**Rows from a figure dataset:**
====

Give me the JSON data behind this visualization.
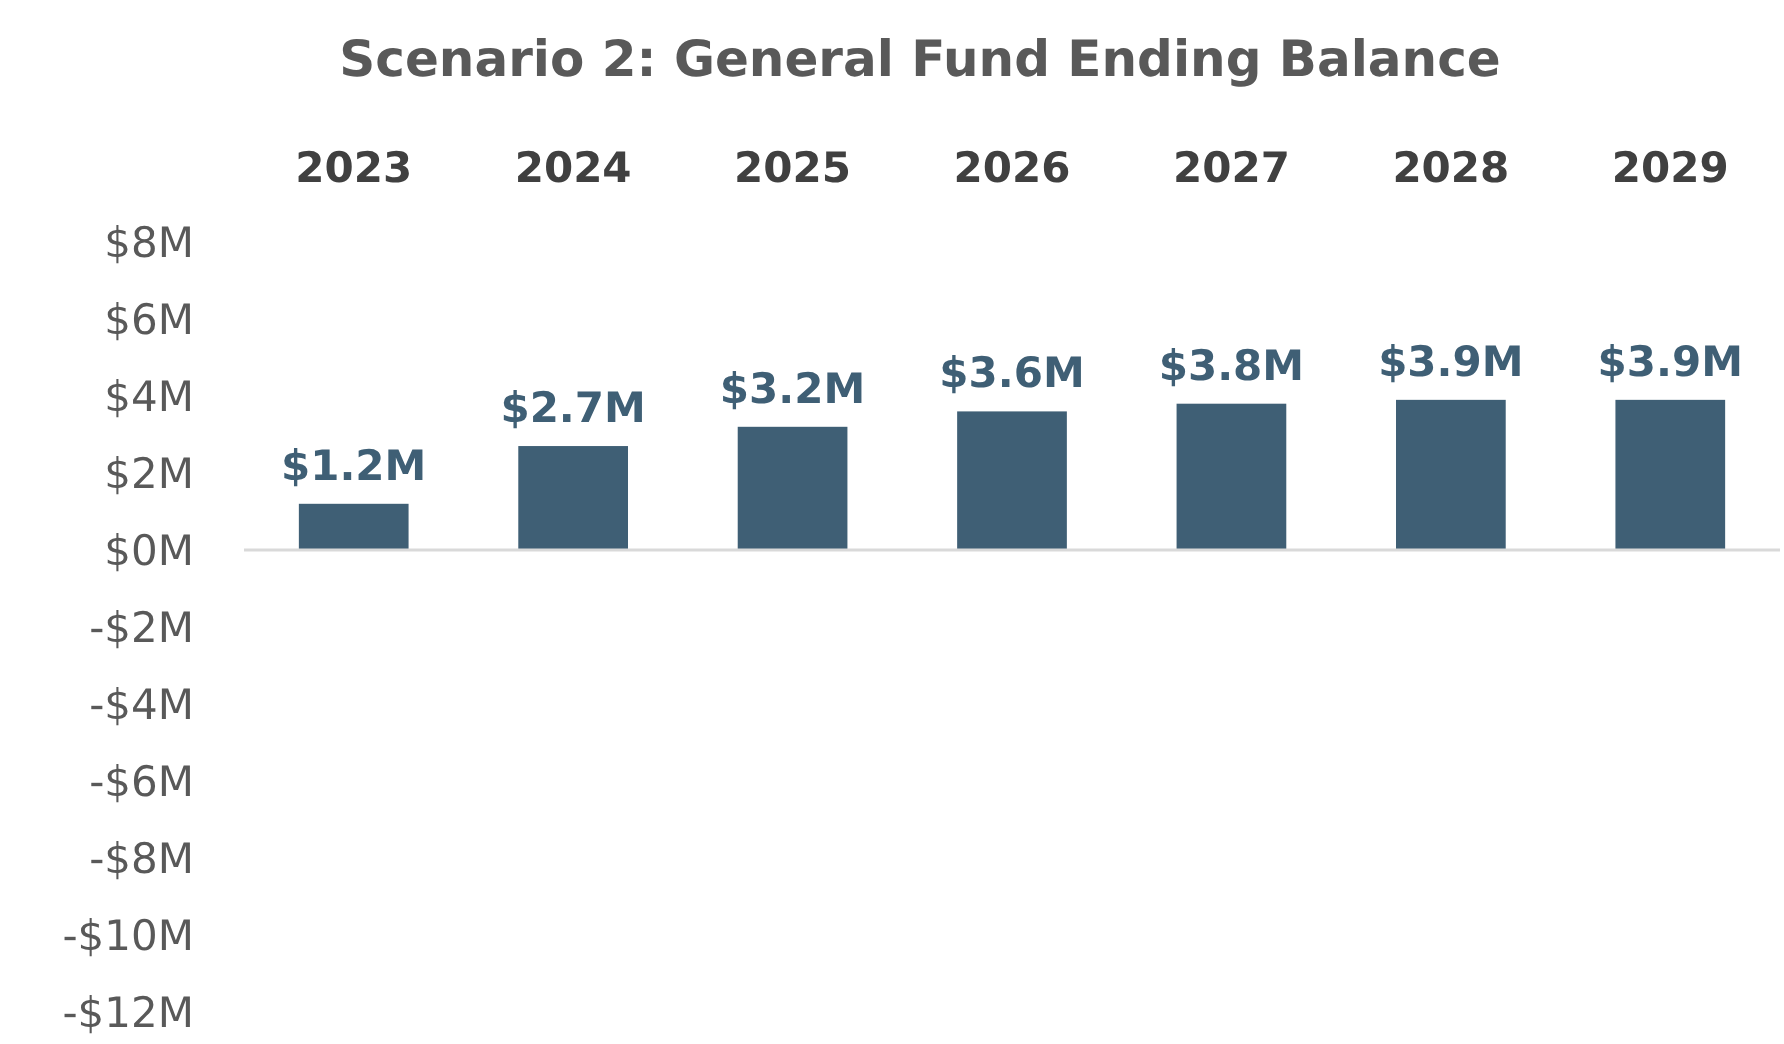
{
  "chart_data": {
    "type": "bar",
    "title": "Scenario 2: General Fund Ending Balance",
    "categories": [
      "2023",
      "2024",
      "2025",
      "2026",
      "2027",
      "2028",
      "2029"
    ],
    "values": [
      1.2,
      2.7,
      3.2,
      3.6,
      3.8,
      3.9,
      3.9
    ],
    "value_labels": [
      "$1.2M",
      "$2.7M",
      "$3.2M",
      "$3.6M",
      "$3.8M",
      "$3.9M",
      "$3.9M"
    ],
    "color": "#3f5f75",
    "ylim": [
      -12,
      8
    ],
    "yticks": [
      {
        "value": 8,
        "label": "$8M"
      },
      {
        "value": 6,
        "label": "$6M"
      },
      {
        "value": 4,
        "label": "$4M"
      },
      {
        "value": 2,
        "label": "$2M"
      },
      {
        "value": 0,
        "label": "$0M"
      },
      {
        "value": -2,
        "label": "-$2M"
      },
      {
        "value": -4,
        "label": "-$4M"
      },
      {
        "value": -6,
        "label": "-$6M"
      },
      {
        "value": -8,
        "label": "-$8M"
      },
      {
        "value": -10,
        "label": "-$10M"
      },
      {
        "value": -12,
        "label": "-$12M"
      }
    ],
    "stacked": false
  }
}
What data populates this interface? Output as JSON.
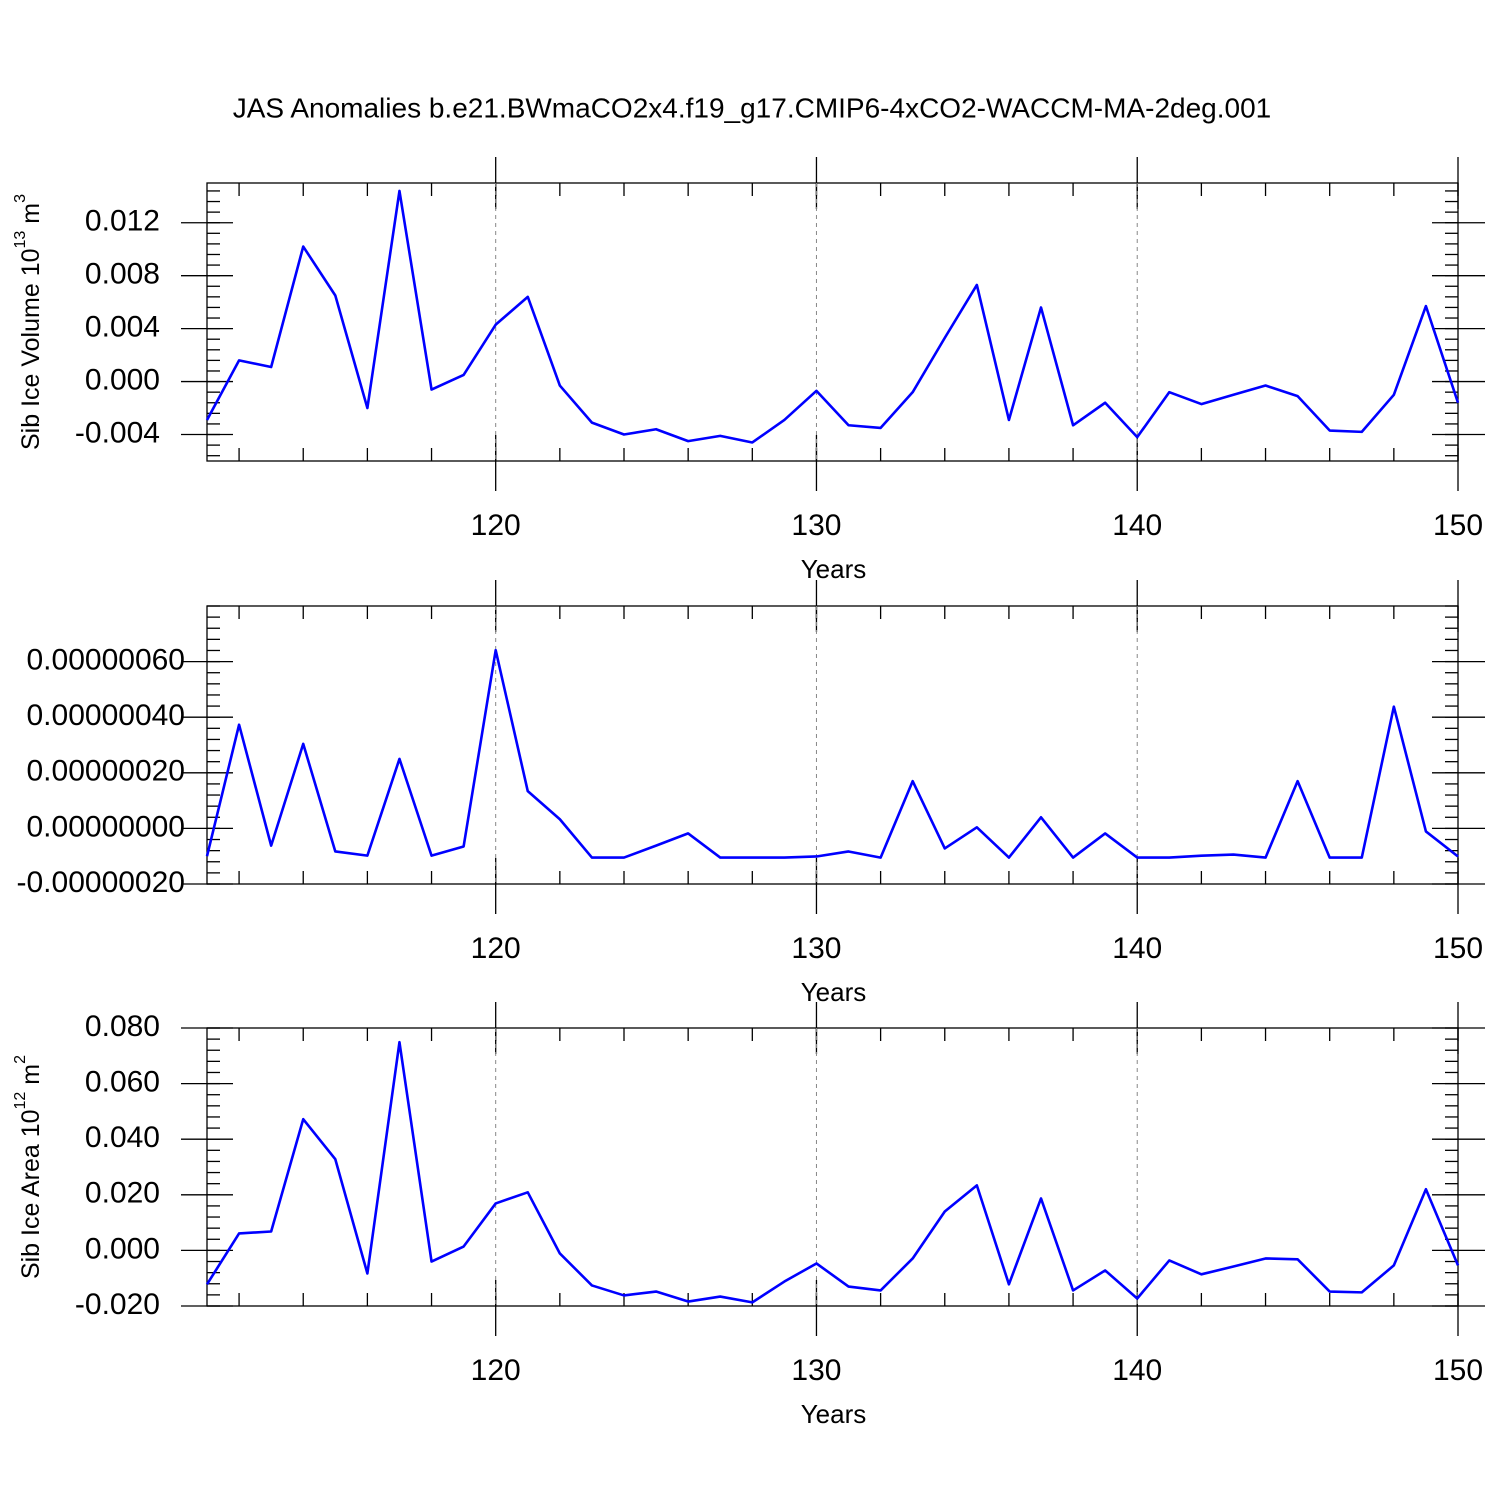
{
  "title": "JAS Anomalies b.e21.BWmaCO2x4.f19_g17.CMIP6-4xCO2-WACCM-MA-2deg.001",
  "chart_data": [
    {
      "type": "line",
      "ylabel": [
        "Sib Ice Volume 10",
        "13",
        "m",
        "3"
      ],
      "xlabel": "Years",
      "x": [
        111,
        112,
        113,
        114,
        115,
        116,
        117,
        118,
        119,
        120,
        121,
        122,
        123,
        124,
        125,
        126,
        127,
        128,
        129,
        130,
        131,
        132,
        133,
        134,
        135,
        136,
        137,
        138,
        139,
        140,
        141,
        142,
        143,
        144,
        145,
        146,
        147,
        148,
        149,
        150
      ],
      "series": [
        {
          "color": "#0000ff",
          "values": [
            -0.0029,
            0.0016,
            0.0011,
            0.0102,
            0.0065,
            -0.002,
            0.0144,
            -0.0006,
            0.0005,
            0.0043,
            0.0064,
            -0.0003,
            -0.0031,
            -0.004,
            -0.0036,
            -0.0045,
            -0.0041,
            -0.0046,
            -0.0029,
            -0.0007,
            -0.0033,
            -0.0035,
            -0.0008,
            0.0033,
            0.0073,
            -0.0029,
            0.0056,
            -0.0033,
            -0.0016,
            -0.0042,
            -0.0008,
            -0.0017,
            -0.001,
            -0.0003,
            -0.0011,
            -0.0037,
            -0.0038,
            -0.001,
            0.0057,
            -0.0016
          ]
        }
      ],
      "xlim": [
        111,
        150
      ],
      "xticks": [
        120,
        130,
        140,
        150
      ],
      "ylim": [
        -0.006,
        0.015
      ],
      "yticks": [
        -0.004,
        {
          "value": 0,
          "label": "0.000"
        },
        0.004,
        0.008,
        0.012
      ],
      "grid": true
    },
    {
      "type": "line",
      "xlabel": "Years",
      "x": [
        111,
        112,
        113,
        114,
        115,
        116,
        117,
        118,
        119,
        120,
        121,
        122,
        123,
        124,
        125,
        126,
        127,
        128,
        129,
        130,
        131,
        132,
        133,
        134,
        135,
        136,
        137,
        138,
        139,
        140,
        141,
        142,
        143,
        144,
        145,
        146,
        147,
        148,
        149,
        150
      ],
      "series": [
        {
          "color": "#0000ff",
          "values": [
            -1e-07,
            3.73e-07,
            -6.2e-08,
            3.04e-07,
            -8.3e-08,
            -9.8e-08,
            2.5e-07,
            -9.8e-08,
            -6.5e-08,
            6.41e-07,
            1.34e-07,
            3.3e-08,
            -1.05e-07,
            -1.05e-07,
            -6.2e-08,
            -1.8e-08,
            -1.05e-07,
            -1.05e-07,
            -1.05e-07,
            -1.01e-07,
            -8.3e-08,
            -1.05e-07,
            1.7e-07,
            -7.2e-08,
            4e-09,
            -1.05e-07,
            4e-08,
            -1.05e-07,
            -1.8e-08,
            -1.05e-07,
            -1.05e-07,
            -9.8e-08,
            -9.4e-08,
            -1.05e-07,
            1.7e-07,
            -1.05e-07,
            -1.05e-07,
            4.38e-07,
            -1.1e-08,
            -1.01e-07
          ]
        }
      ],
      "xlim": [
        111,
        150
      ],
      "xticks": [
        120,
        130,
        140,
        150
      ],
      "ylim": [
        -2e-07,
        8e-07
      ],
      "yticks": [
        {
          "value": -2e-07,
          "label": "-0.00000020"
        },
        {
          "value": 0,
          "label": "0.00000000"
        },
        {
          "value": 2e-07,
          "label": "0.00000020"
        },
        {
          "value": 4e-07,
          "label": "0.00000040"
        },
        {
          "value": 6e-07,
          "label": "0.00000060"
        }
      ],
      "grid": true
    },
    {
      "type": "line",
      "ylabel": [
        "Sib Ice Area 10",
        "12",
        "m",
        "2"
      ],
      "xlabel": "Years",
      "x": [
        111,
        112,
        113,
        114,
        115,
        116,
        117,
        118,
        119,
        120,
        121,
        122,
        123,
        124,
        125,
        126,
        127,
        128,
        129,
        130,
        131,
        132,
        133,
        134,
        135,
        136,
        137,
        138,
        139,
        140,
        141,
        142,
        143,
        144,
        145,
        146,
        147,
        148,
        149,
        150
      ],
      "series": [
        {
          "color": "#0000ff",
          "values": [
            -0.0122,
            0.0061,
            0.0068,
            0.0472,
            0.0328,
            -0.0083,
            0.0749,
            -0.004,
            0.0014,
            0.0169,
            0.0209,
            -0.0011,
            -0.0126,
            -0.0162,
            -0.0148,
            -0.0184,
            -0.0166,
            -0.0187,
            -0.0112,
            -0.0047,
            -0.013,
            -0.0144,
            -0.0029,
            0.014,
            0.0234,
            -0.0122,
            0.0187,
            -0.0144,
            -0.0072,
            -0.0173,
            -0.0036,
            -0.0086,
            -0.0058,
            -0.0029,
            -0.0032,
            -0.0148,
            -0.0151,
            -0.0054,
            0.022,
            -0.0054
          ]
        }
      ],
      "xlim": [
        111,
        150
      ],
      "xticks": [
        120,
        130,
        140,
        150
      ],
      "ylim": [
        -0.02,
        0.08
      ],
      "yticks": [
        {
          "value": -0.02,
          "label": "-0.020"
        },
        {
          "value": 0,
          "label": "0.000"
        },
        {
          "value": 0.02,
          "label": "0.020"
        },
        {
          "value": 0.04,
          "label": "0.040"
        },
        {
          "value": 0.06,
          "label": "0.060"
        },
        {
          "value": 0.08,
          "label": "0.080"
        }
      ],
      "grid": true
    }
  ]
}
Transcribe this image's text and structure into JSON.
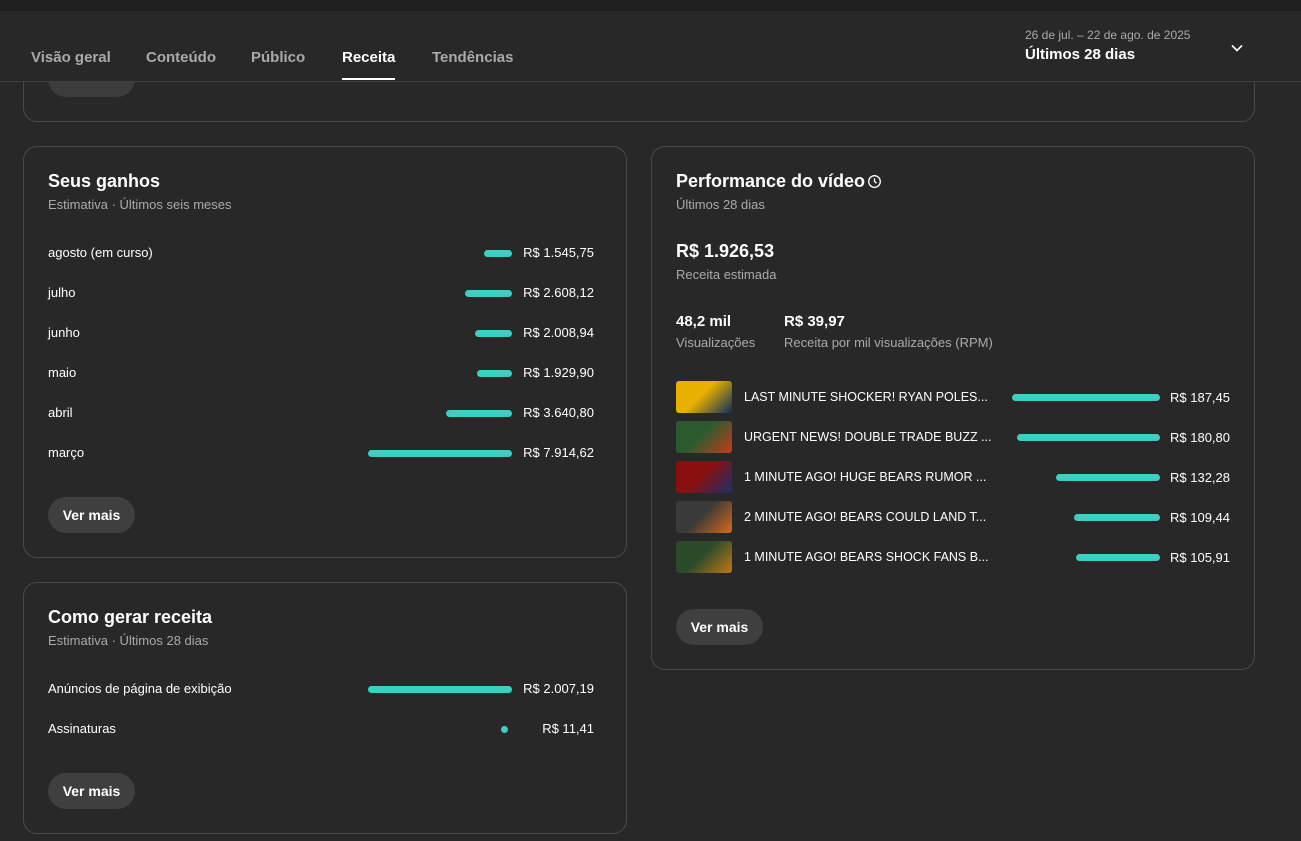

====

**YOUR OBJECTIVE:** Leave out the pictures and restate everything else word for word.

**OUTPUT BELOW:**
Give me the JSON data behind this visualization.
{
  "chart_data": {
    "type": "bar",
    "title": "Scenario 2: General Fund Ending Balance",
    "categories": [
      "2023",
      "2024",
      "2025",
      "2026",
      "2027",
      "2028",
      "2029"
    ],
    "values": [
      1.2,
      2.7,
      3.2,
      3.6,
      3.8,
      3.9,
      3.9
    ],
    "value_labels": [
      "$1.2M",
      "$2.7M",
      "$3.2M",
      "$3.6M",
      "$3.8M",
      "$3.9M",
      "$3.9M"
    ],
    "color": "#3f5f75",
    "ylim": [
      -12,
      8
    ],
    "yticks": [
      {
        "value": 8,
        "label": "$8M"
      },
      {
        "value": 6,
        "label": "$6M"
      },
      {
        "value": 4,
        "label": "$4M"
      },
      {
        "value": 2,
        "label": "$2M"
      },
      {
        "value": 0,
        "label": "$0M"
      },
      {
        "value": -2,
        "label": "-$2M"
      },
      {
        "value": -4,
        "label": "-$4M"
      },
      {
        "value": -6,
        "label": "-$6M"
      },
      {
        "value": -8,
        "label": "-$8M"
      },
      {
        "value": -10,
        "label": "-$10M"
      },
      {
        "value": -12,
        "label": "-$12M"
      }
    ],
    "stacked": false
  }
}
What data populates this interface? Output as JSON.
{
  "title": "JAS Anomalies b.e21.BWmaCO2x4.f19_g17.CMIP6-4xCO2-WACCM-MA-2deg.001",
  "chart_data": [
    {
      "type": "line",
      "ylabel": [
        "Sib Ice Volume 10",
        "13",
        "m",
        "3"
      ],
      "xlabel": "Years",
      "x": [
        111,
        112,
        113,
        114,
        115,
        116,
        117,
        118,
        119,
        120,
        121,
        122,
        123,
        124,
        125,
        126,
        127,
        128,
        129,
        130,
        131,
        132,
        133,
        134,
        135,
        136,
        137,
        138,
        139,
        140,
        141,
        142,
        143,
        144,
        145,
        146,
        147,
        148,
        149,
        150
      ],
      "series": [
        {
          "color": "#0000ff",
          "values": [
            -0.0029,
            0.0016,
            0.0011,
            0.0102,
            0.0065,
            -0.002,
            0.0144,
            -0.0006,
            0.0005,
            0.0043,
            0.0064,
            -0.0003,
            -0.0031,
            -0.004,
            -0.0036,
            -0.0045,
            -0.0041,
            -0.0046,
            -0.0029,
            -0.0007,
            -0.0033,
            -0.0035,
            -0.0008,
            0.0033,
            0.0073,
            -0.0029,
            0.0056,
            -0.0033,
            -0.0016,
            -0.0042,
            -0.0008,
            -0.0017,
            -0.001,
            -0.0003,
            -0.0011,
            -0.0037,
            -0.0038,
            -0.001,
            0.0057,
            -0.0016
          ]
        }
      ],
      "xlim": [
        111,
        150
      ],
      "xticks": [
        120,
        130,
        140,
        150
      ],
      "ylim": [
        -0.006,
        0.015
      ],
      "yticks": [
        -0.004,
        {
          "value": 0,
          "label": "0.000"
        },
        0.004,
        0.008,
        0.012
      ],
      "grid": true
    },
    {
      "type": "line",
      "xlabel": "Years",
      "x": [
        111,
        112,
        113,
        114,
        115,
        116,
        117,
        118,
        119,
        120,
        121,
        122,
        123,
        124,
        125,
        126,
        127,
        128,
        129,
        130,
        131,
        132,
        133,
        134,
        135,
        136,
        137,
        138,
        139,
        140,
        141,
        142,
        143,
        144,
        145,
        146,
        147,
        148,
        149,
        150
      ],
      "series": [
        {
          "color": "#0000ff",
          "values": [
            -1e-07,
            3.73e-07,
            -6.2e-08,
            3.04e-07,
            -8.3e-08,
            -9.8e-08,
            2.5e-07,
            -9.8e-08,
            -6.5e-08,
            6.41e-07,
            1.34e-07,
            3.3e-08,
            -1.05e-07,
            -1.05e-07,
            -6.2e-08,
            -1.8e-08,
            -1.05e-07,
            -1.05e-07,
            -1.05e-07,
            -1.01e-07,
            -8.3e-08,
            -1.05e-07,
            1.7e-07,
            -7.2e-08,
            4e-09,
            -1.05e-07,
            4e-08,
            -1.05e-07,
            -1.8e-08,
            -1.05e-07,
            -1.05e-07,
            -9.8e-08,
            -9.4e-08,
            -1.05e-07,
            1.7e-07,
            -1.05e-07,
            -1.05e-07,
            4.38e-07,
            -1.1e-08,
            -1.01e-07
          ]
        }
      ],
      "xlim": [
        111,
        150
      ],
      "xticks": [
        120,
        130,
        140,
        150
      ],
      "ylim": [
        -2e-07,
        8e-07
      ],
      "yticks": [
        {
          "value": -2e-07,
          "label": "-0.00000020"
        },
        {
          "value": 0,
          "label": "0.00000000"
        },
        {
          "value": 2e-07,
          "label": "0.00000020"
        },
        {
          "value": 4e-07,
          "label": "0.00000040"
        },
        {
          "value": 6e-07,
          "label": "0.00000060"
        }
      ],
      "grid": true
    },
    {
      "type": "line",
      "ylabel": [
        "Sib Ice Area 10",
        "12",
        "m",
        "2"
      ],
      "xlabel": "Years",
      "x": [
        111,
        112,
        113,
        114,
        115,
        116,
        117,
        118,
        119,
        120,
        121,
        122,
        123,
        124,
        125,
        126,
        127,
        128,
        129,
        130,
        131,
        132,
        133,
        134,
        135,
        136,
        137,
        138,
        139,
        140,
        141,
        142,
        143,
        144,
        145,
        146,
        147,
        148,
        149,
        150
      ],
      "series": [
        {
          "color": "#0000ff",
          "values": [
            -0.0122,
            0.0061,
            0.0068,
            0.0472,
            0.0328,
            -0.0083,
            0.0749,
            -0.004,
            0.0014,
            0.0169,
            0.0209,
            -0.0011,
            -0.0126,
            -0.0162,
            -0.0148,
            -0.0184,
            -0.0166,
            -0.0187,
            -0.0112,
            -0.0047,
            -0.013,
            -0.0144,
            -0.0029,
            0.014,
            0.0234,
            -0.0122,
            0.0187,
            -0.0144,
            -0.0072,
            -0.0173,
            -0.0036,
            -0.0086,
            -0.0058,
            -0.0029,
            -0.0032,
            -0.0148,
            -0.0151,
            -0.0054,
            0.022,
            -0.0054
          ]
        }
      ],
      "xlim": [
        111,
        150
      ],
      "xticks": [
        120,
        130,
        140,
        150
      ],
      "ylim": [
        -0.02,
        0.08
      ],
      "yticks": [
        {
          "value": -0.02,
          "label": "-0.020"
        },
        {
          "value": 0,
          "label": "0.000"
        },
        {
          "value": 0.02,
          "label": "0.020"
        },
        {
          "value": 0.04,
          "label": "0.040"
        },
        {
          "value": 0.06,
          "label": "0.060"
        },
        {
          "value": 0.08,
          "label": "0.080"
        }
      ],
      "grid": true
    }
  ]
}
Transcribe this image's text and structure into JSON.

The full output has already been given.